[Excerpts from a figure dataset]
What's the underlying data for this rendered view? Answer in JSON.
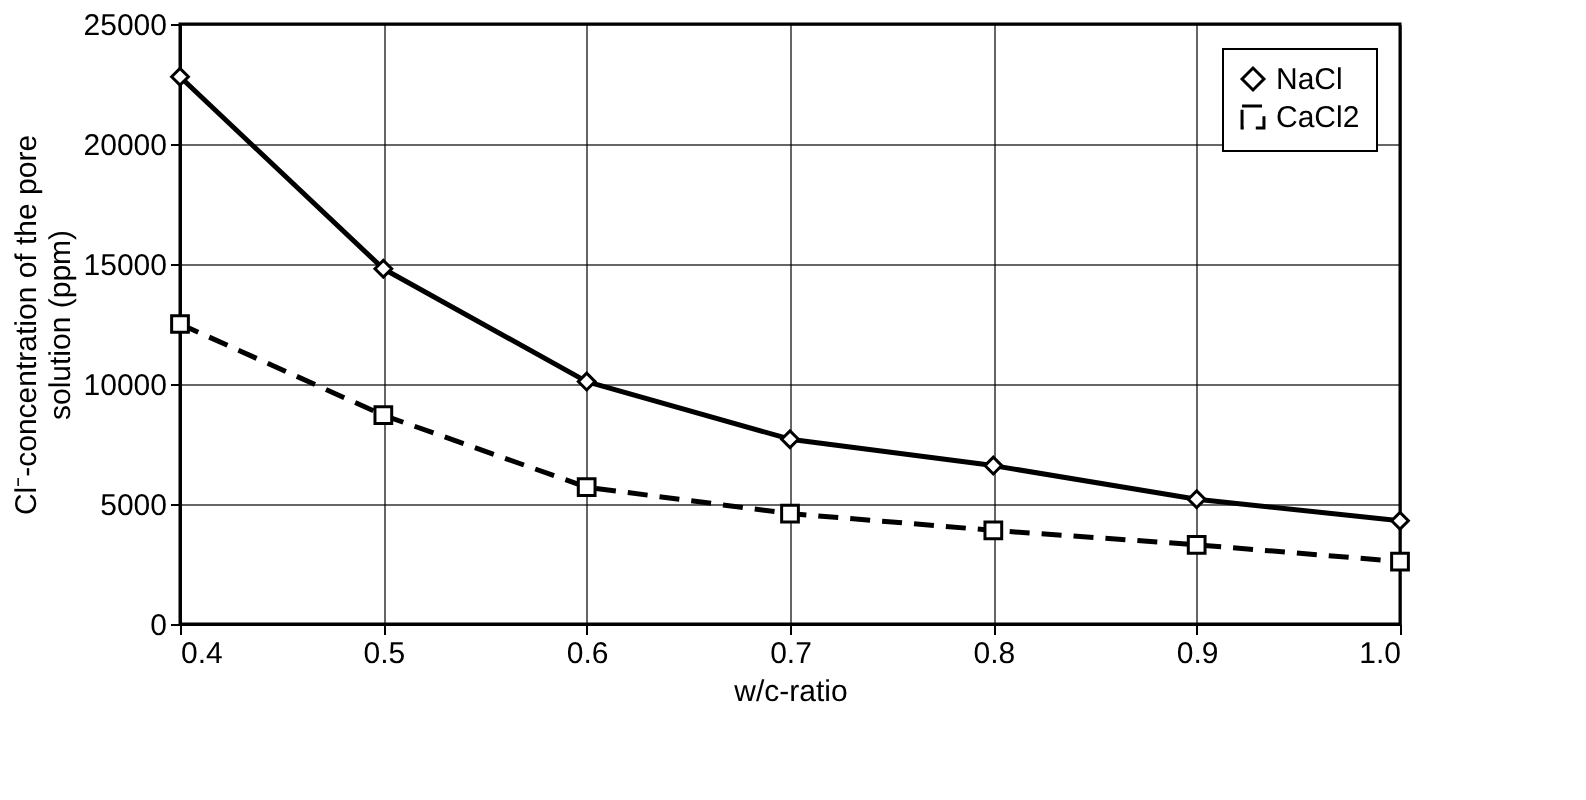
{
  "chart_data": {
    "type": "line",
    "xlabel": "w/c-ratio",
    "ylabel": "Cl⁻-concentration of the pore solution (ppm)",
    "x": [
      0.4,
      0.5,
      0.6,
      0.7,
      0.8,
      0.9,
      1.0
    ],
    "series": [
      {
        "name": "NaCl",
        "color": "#000000",
        "marker": "diamond",
        "line_style": "solid",
        "values": [
          22800,
          14800,
          10100,
          7700,
          6600,
          5200,
          4300
        ]
      },
      {
        "name": "CaCl2",
        "color": "#000000",
        "marker": "square",
        "line_style": "dashed",
        "values": [
          12500,
          8700,
          5700,
          4600,
          3900,
          3300,
          2600
        ]
      }
    ],
    "xlim": [
      0.4,
      1.0
    ],
    "xticks": [
      {
        "value": 0.4,
        "label": "0.4"
      },
      {
        "value": 0.5,
        "label": "0.5"
      },
      {
        "value": 0.6,
        "label": "0.6"
      },
      {
        "value": 0.7,
        "label": "0.7"
      },
      {
        "value": 0.8,
        "label": "0.8"
      },
      {
        "value": 0.9,
        "label": "0.9"
      },
      {
        "value": 1.0,
        "label": "1.0"
      }
    ],
    "ylim": [
      0,
      25000
    ],
    "yticks": [
      0,
      5000,
      10000,
      15000,
      20000,
      25000
    ],
    "grid": true,
    "legend": "top right"
  }
}
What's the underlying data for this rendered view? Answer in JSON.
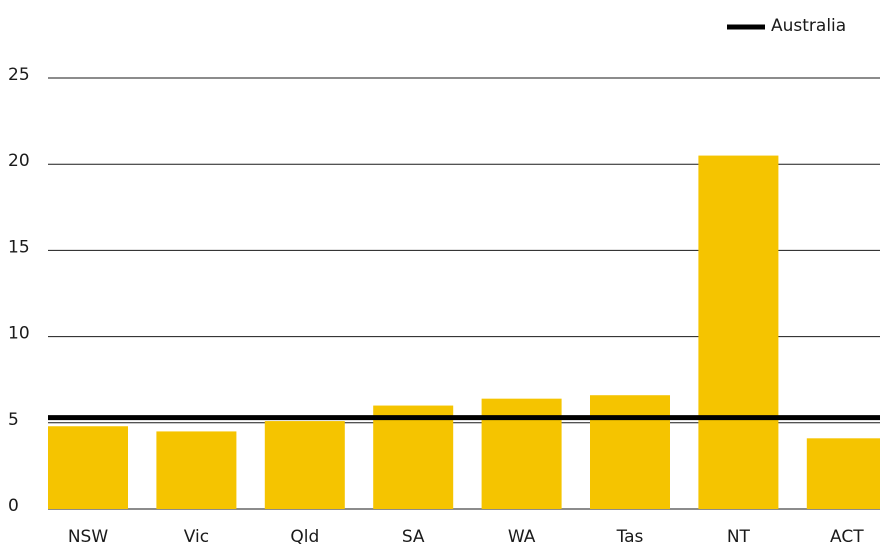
{
  "chart_data": {
    "type": "bar",
    "categories": [
      "NSW",
      "Vic",
      "Qld",
      "SA",
      "WA",
      "Tas",
      "NT",
      "ACT"
    ],
    "values": [
      4.8,
      4.5,
      5.1,
      6.0,
      6.4,
      6.6,
      20.5,
      4.1
    ],
    "color": "#f5c400",
    "ylim": [
      0,
      25
    ],
    "yticks": [
      0,
      5,
      10,
      15,
      20,
      25
    ],
    "grid": true,
    "reference_line": {
      "name": "Australia",
      "value": 5.3,
      "color": "#000000"
    },
    "legend": "top-right"
  }
}
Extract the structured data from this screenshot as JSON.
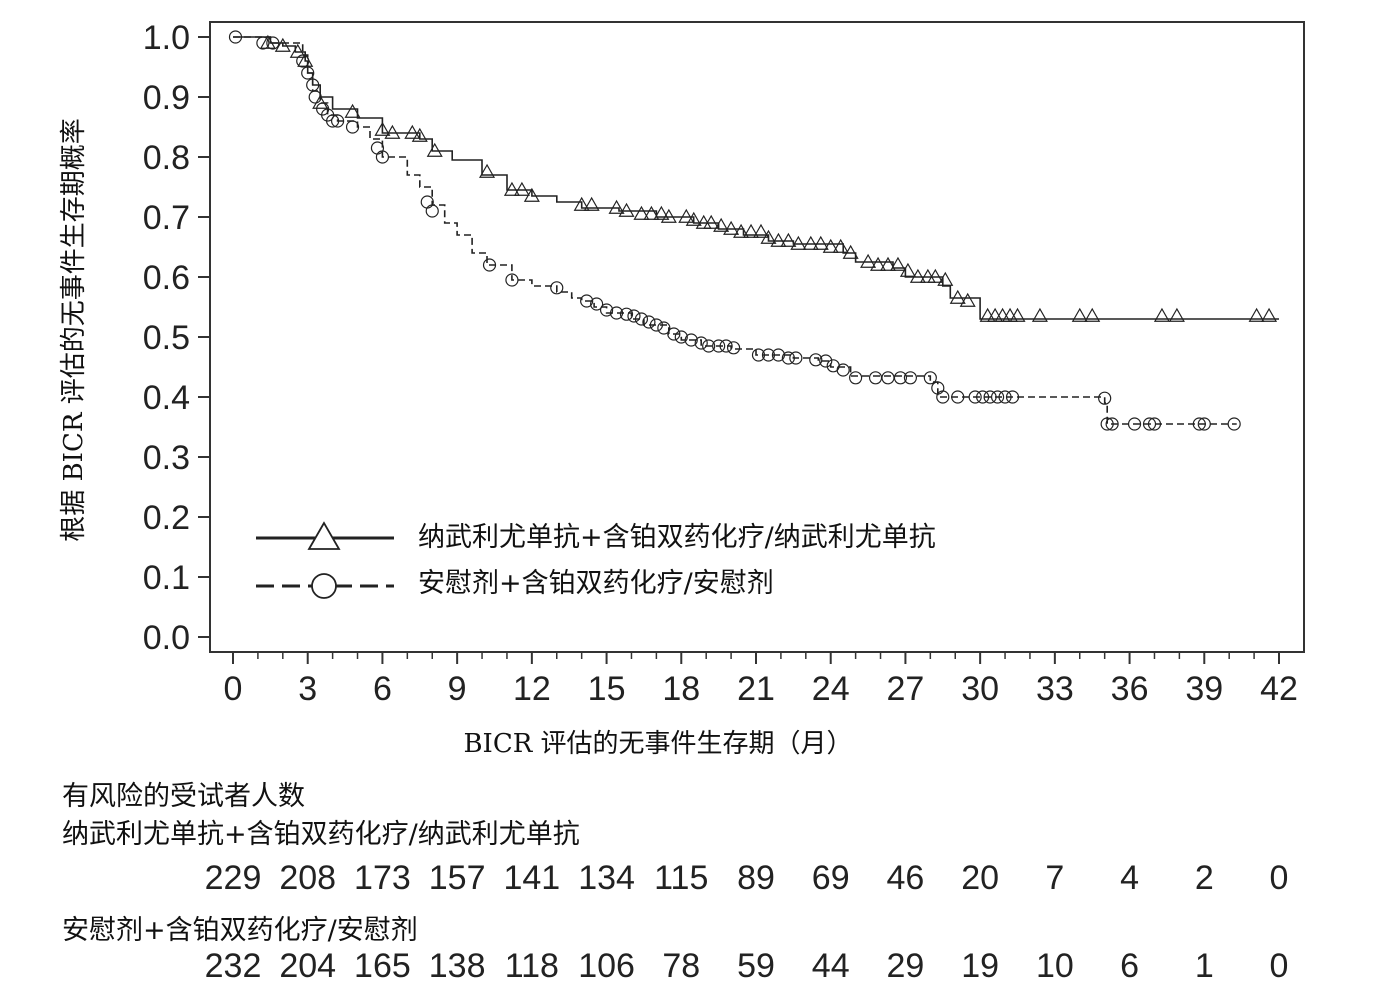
{
  "chart_data": {
    "type": "line",
    "title": "",
    "xlabel": "BICR 评估的无事件生存期（月）",
    "ylabel": "根据 BICR 评估的无事件生存期概率",
    "xlim": [
      0,
      42
    ],
    "ylim": [
      0.0,
      1.0
    ],
    "x_ticks": [
      0,
      3,
      6,
      9,
      12,
      15,
      18,
      21,
      24,
      27,
      30,
      33,
      36,
      39,
      42
    ],
    "y_ticks": [
      0.0,
      0.1,
      0.2,
      0.3,
      0.4,
      0.5,
      0.6,
      0.7,
      0.8,
      0.9,
      1.0
    ],
    "y_tick_labels": [
      "0.0",
      "0.1",
      "0.2",
      "0.3",
      "0.4",
      "0.5",
      "0.6",
      "0.7",
      "0.8",
      "0.9",
      "1.0"
    ],
    "grid": false,
    "legend_position": "bottom-left",
    "series": [
      {
        "name": "纳武利尤单抗+含铂双药化疗/纳武利尤单抗",
        "line_style": "solid",
        "marker": "triangle",
        "color": "#222222",
        "steps": [
          [
            0,
            1.0
          ],
          [
            1.5,
            0.99
          ],
          [
            2.0,
            0.985
          ],
          [
            2.5,
            0.975
          ],
          [
            2.9,
            0.96
          ],
          [
            3.0,
            0.94
          ],
          [
            3.2,
            0.92
          ],
          [
            3.5,
            0.9
          ],
          [
            4.0,
            0.88
          ],
          [
            5.0,
            0.865
          ],
          [
            6.0,
            0.84
          ],
          [
            7.5,
            0.83
          ],
          [
            8.0,
            0.81
          ],
          [
            8.8,
            0.795
          ],
          [
            10.0,
            0.77
          ],
          [
            11.0,
            0.745
          ],
          [
            12.0,
            0.735
          ],
          [
            13.0,
            0.725
          ],
          [
            14.0,
            0.715
          ],
          [
            15.5,
            0.71
          ],
          [
            17.0,
            0.7
          ],
          [
            18.5,
            0.69
          ],
          [
            19.5,
            0.68
          ],
          [
            20.5,
            0.67
          ],
          [
            21.5,
            0.66
          ],
          [
            22.5,
            0.655
          ],
          [
            24.5,
            0.64
          ],
          [
            25.0,
            0.625
          ],
          [
            26.5,
            0.615
          ],
          [
            27.0,
            0.6
          ],
          [
            28.5,
            0.585
          ],
          [
            28.8,
            0.565
          ],
          [
            30.0,
            0.53
          ],
          [
            42.0,
            0.53
          ]
        ],
        "censored": [
          [
            1.4,
            0.99
          ],
          [
            2.0,
            0.985
          ],
          [
            2.6,
            0.975
          ],
          [
            2.9,
            0.96
          ],
          [
            3.5,
            0.89
          ],
          [
            4.8,
            0.875
          ],
          [
            6.0,
            0.845
          ],
          [
            6.4,
            0.84
          ],
          [
            7.2,
            0.84
          ],
          [
            7.5,
            0.835
          ],
          [
            8.1,
            0.81
          ],
          [
            10.2,
            0.775
          ],
          [
            11.2,
            0.745
          ],
          [
            11.6,
            0.745
          ],
          [
            12.0,
            0.735
          ],
          [
            14.0,
            0.72
          ],
          [
            14.4,
            0.72
          ],
          [
            15.4,
            0.715
          ],
          [
            15.8,
            0.71
          ],
          [
            16.4,
            0.705
          ],
          [
            16.8,
            0.705
          ],
          [
            17.2,
            0.705
          ],
          [
            17.5,
            0.7
          ],
          [
            18.2,
            0.7
          ],
          [
            18.5,
            0.695
          ],
          [
            18.9,
            0.69
          ],
          [
            19.2,
            0.69
          ],
          [
            19.6,
            0.685
          ],
          [
            20.0,
            0.68
          ],
          [
            20.4,
            0.675
          ],
          [
            20.8,
            0.675
          ],
          [
            21.2,
            0.675
          ],
          [
            21.5,
            0.665
          ],
          [
            21.9,
            0.66
          ],
          [
            22.3,
            0.66
          ],
          [
            22.7,
            0.655
          ],
          [
            23.2,
            0.655
          ],
          [
            23.6,
            0.655
          ],
          [
            24.0,
            0.65
          ],
          [
            24.4,
            0.65
          ],
          [
            24.8,
            0.64
          ],
          [
            25.5,
            0.625
          ],
          [
            25.9,
            0.62
          ],
          [
            26.3,
            0.62
          ],
          [
            26.7,
            0.62
          ],
          [
            27.1,
            0.61
          ],
          [
            27.5,
            0.6
          ],
          [
            27.9,
            0.6
          ],
          [
            28.2,
            0.6
          ],
          [
            28.6,
            0.595
          ],
          [
            29.1,
            0.565
          ],
          [
            29.5,
            0.56
          ],
          [
            30.3,
            0.535
          ],
          [
            30.6,
            0.535
          ],
          [
            30.9,
            0.535
          ],
          [
            31.2,
            0.535
          ],
          [
            31.5,
            0.535
          ],
          [
            32.4,
            0.535
          ],
          [
            34.0,
            0.535
          ],
          [
            34.5,
            0.535
          ],
          [
            37.3,
            0.535
          ],
          [
            37.9,
            0.535
          ],
          [
            41.1,
            0.535
          ],
          [
            41.6,
            0.535
          ]
        ]
      },
      {
        "name": "安慰剂+含铂双药化疗/安慰剂",
        "line_style": "dashed",
        "marker": "circle",
        "color": "#222222",
        "steps": [
          [
            0,
            1.0
          ],
          [
            1.5,
            0.99
          ],
          [
            2.8,
            0.97
          ],
          [
            3.0,
            0.94
          ],
          [
            3.2,
            0.91
          ],
          [
            3.5,
            0.89
          ],
          [
            3.8,
            0.87
          ],
          [
            4.2,
            0.86
          ],
          [
            5.0,
            0.85
          ],
          [
            5.5,
            0.83
          ],
          [
            6.0,
            0.8
          ],
          [
            7.0,
            0.77
          ],
          [
            7.5,
            0.75
          ],
          [
            8.0,
            0.72
          ],
          [
            8.5,
            0.69
          ],
          [
            9.0,
            0.67
          ],
          [
            9.6,
            0.64
          ],
          [
            10.2,
            0.62
          ],
          [
            11.2,
            0.595
          ],
          [
            12.0,
            0.585
          ],
          [
            13.0,
            0.575
          ],
          [
            13.6,
            0.565
          ],
          [
            14.0,
            0.56
          ],
          [
            14.5,
            0.55
          ],
          [
            15.0,
            0.54
          ],
          [
            16.0,
            0.53
          ],
          [
            16.5,
            0.52
          ],
          [
            17.5,
            0.505
          ],
          [
            18.0,
            0.495
          ],
          [
            18.8,
            0.485
          ],
          [
            20.0,
            0.48
          ],
          [
            21.0,
            0.47
          ],
          [
            22.5,
            0.465
          ],
          [
            23.5,
            0.46
          ],
          [
            24.0,
            0.45
          ],
          [
            24.8,
            0.435
          ],
          [
            28.0,
            0.425
          ],
          [
            28.3,
            0.4
          ],
          [
            35.0,
            0.39
          ],
          [
            35.1,
            0.355
          ],
          [
            40.3,
            0.355
          ]
        ],
        "censored": [
          [
            0.1,
            1.0
          ],
          [
            1.2,
            0.99
          ],
          [
            1.6,
            0.99
          ],
          [
            2.8,
            0.96
          ],
          [
            3.0,
            0.94
          ],
          [
            3.2,
            0.92
          ],
          [
            3.3,
            0.9
          ],
          [
            3.6,
            0.88
          ],
          [
            3.8,
            0.87
          ],
          [
            4.0,
            0.86
          ],
          [
            4.2,
            0.86
          ],
          [
            4.8,
            0.85
          ],
          [
            5.8,
            0.815
          ],
          [
            6.0,
            0.8
          ],
          [
            7.8,
            0.725
          ],
          [
            8.0,
            0.71
          ],
          [
            10.3,
            0.62
          ],
          [
            11.2,
            0.595
          ],
          [
            13.0,
            0.582
          ],
          [
            14.2,
            0.56
          ],
          [
            14.6,
            0.555
          ],
          [
            15.0,
            0.545
          ],
          [
            15.4,
            0.54
          ],
          [
            15.8,
            0.538
          ],
          [
            16.1,
            0.535
          ],
          [
            16.4,
            0.53
          ],
          [
            16.7,
            0.525
          ],
          [
            17.0,
            0.52
          ],
          [
            17.3,
            0.515
          ],
          [
            17.7,
            0.505
          ],
          [
            18.0,
            0.5
          ],
          [
            18.4,
            0.495
          ],
          [
            18.8,
            0.49
          ],
          [
            19.1,
            0.485
          ],
          [
            19.5,
            0.485
          ],
          [
            19.8,
            0.485
          ],
          [
            20.1,
            0.482
          ],
          [
            21.1,
            0.47
          ],
          [
            21.5,
            0.47
          ],
          [
            21.9,
            0.47
          ],
          [
            22.3,
            0.465
          ],
          [
            22.6,
            0.465
          ],
          [
            23.4,
            0.462
          ],
          [
            23.8,
            0.46
          ],
          [
            24.1,
            0.452
          ],
          [
            24.5,
            0.445
          ],
          [
            25.0,
            0.432
          ],
          [
            25.8,
            0.432
          ],
          [
            26.3,
            0.432
          ],
          [
            26.8,
            0.432
          ],
          [
            27.2,
            0.432
          ],
          [
            28.0,
            0.432
          ],
          [
            28.3,
            0.415
          ],
          [
            28.5,
            0.4
          ],
          [
            29.1,
            0.4
          ],
          [
            29.8,
            0.4
          ],
          [
            30.1,
            0.4
          ],
          [
            30.4,
            0.4
          ],
          [
            30.7,
            0.4
          ],
          [
            31.0,
            0.4
          ],
          [
            31.3,
            0.4
          ],
          [
            35.0,
            0.398
          ],
          [
            35.1,
            0.355
          ],
          [
            35.3,
            0.355
          ],
          [
            36.2,
            0.355
          ],
          [
            36.8,
            0.355
          ],
          [
            37.0,
            0.355
          ],
          [
            38.8,
            0.355
          ],
          [
            39.0,
            0.355
          ],
          [
            40.2,
            0.355
          ]
        ]
      }
    ],
    "risk_table": {
      "title": "有风险的受试者人数",
      "times": [
        0,
        3,
        6,
        9,
        12,
        15,
        18,
        21,
        24,
        27,
        30,
        33,
        36,
        39,
        42
      ],
      "rows": [
        {
          "label": "纳武利尤单抗+含铂双药化疗/纳武利尤单抗",
          "values": [
            "229",
            "208",
            "173",
            "157",
            "141",
            "134",
            "115",
            "89",
            "69",
            "46",
            "20",
            "7",
            "4",
            "2",
            "0"
          ]
        },
        {
          "label": "安慰剂+含铂双药化疗/安慰剂",
          "values": [
            "232",
            "204",
            "165",
            "138",
            "118",
            "106",
            "78",
            "59",
            "44",
            "29",
            "19",
            "10",
            "6",
            "1",
            "0"
          ]
        }
      ]
    }
  }
}
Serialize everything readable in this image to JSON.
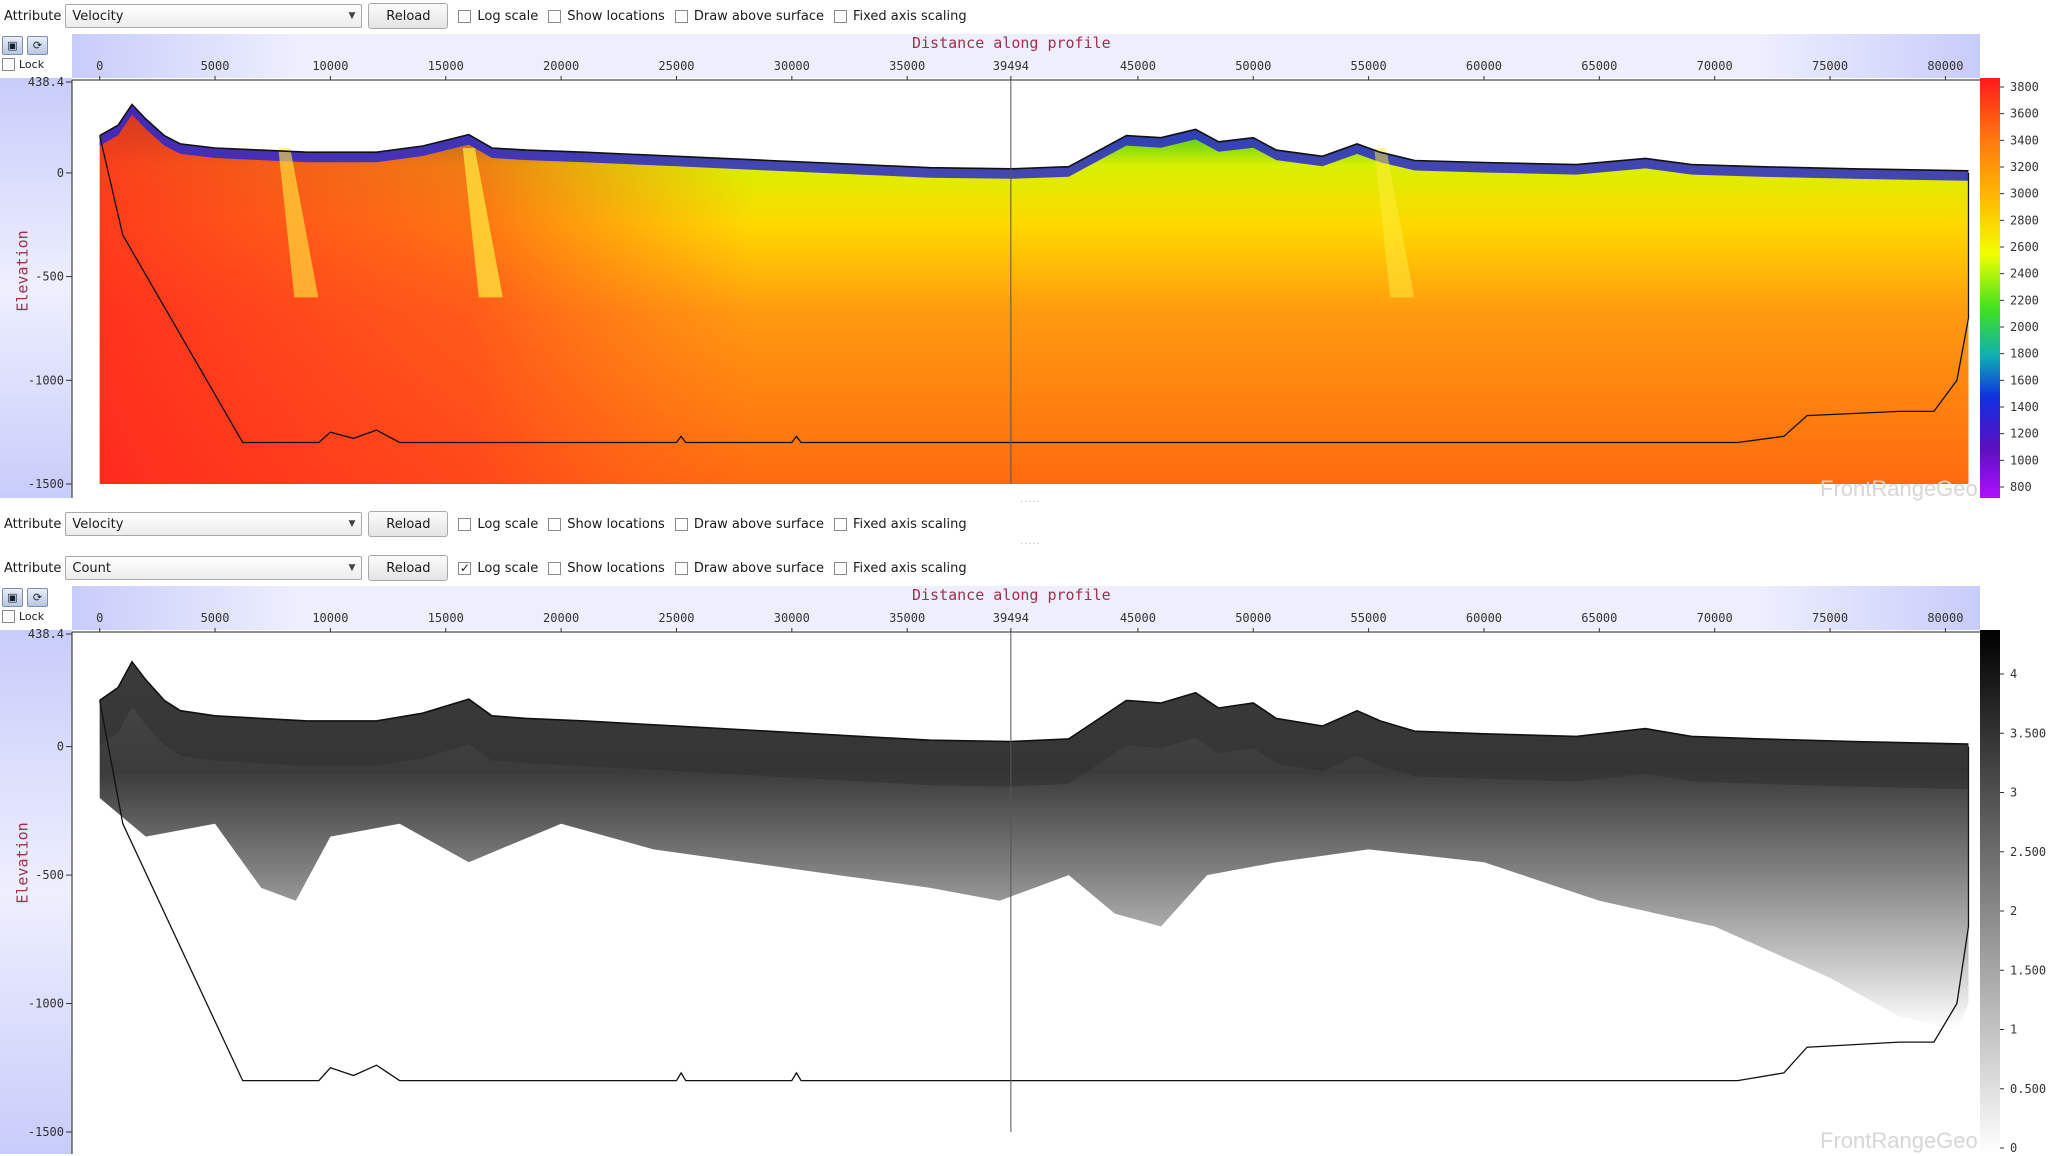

What you have to do:
Tally the lines holding the string "含铂双药化疗" and give only the count.

Right answer:
4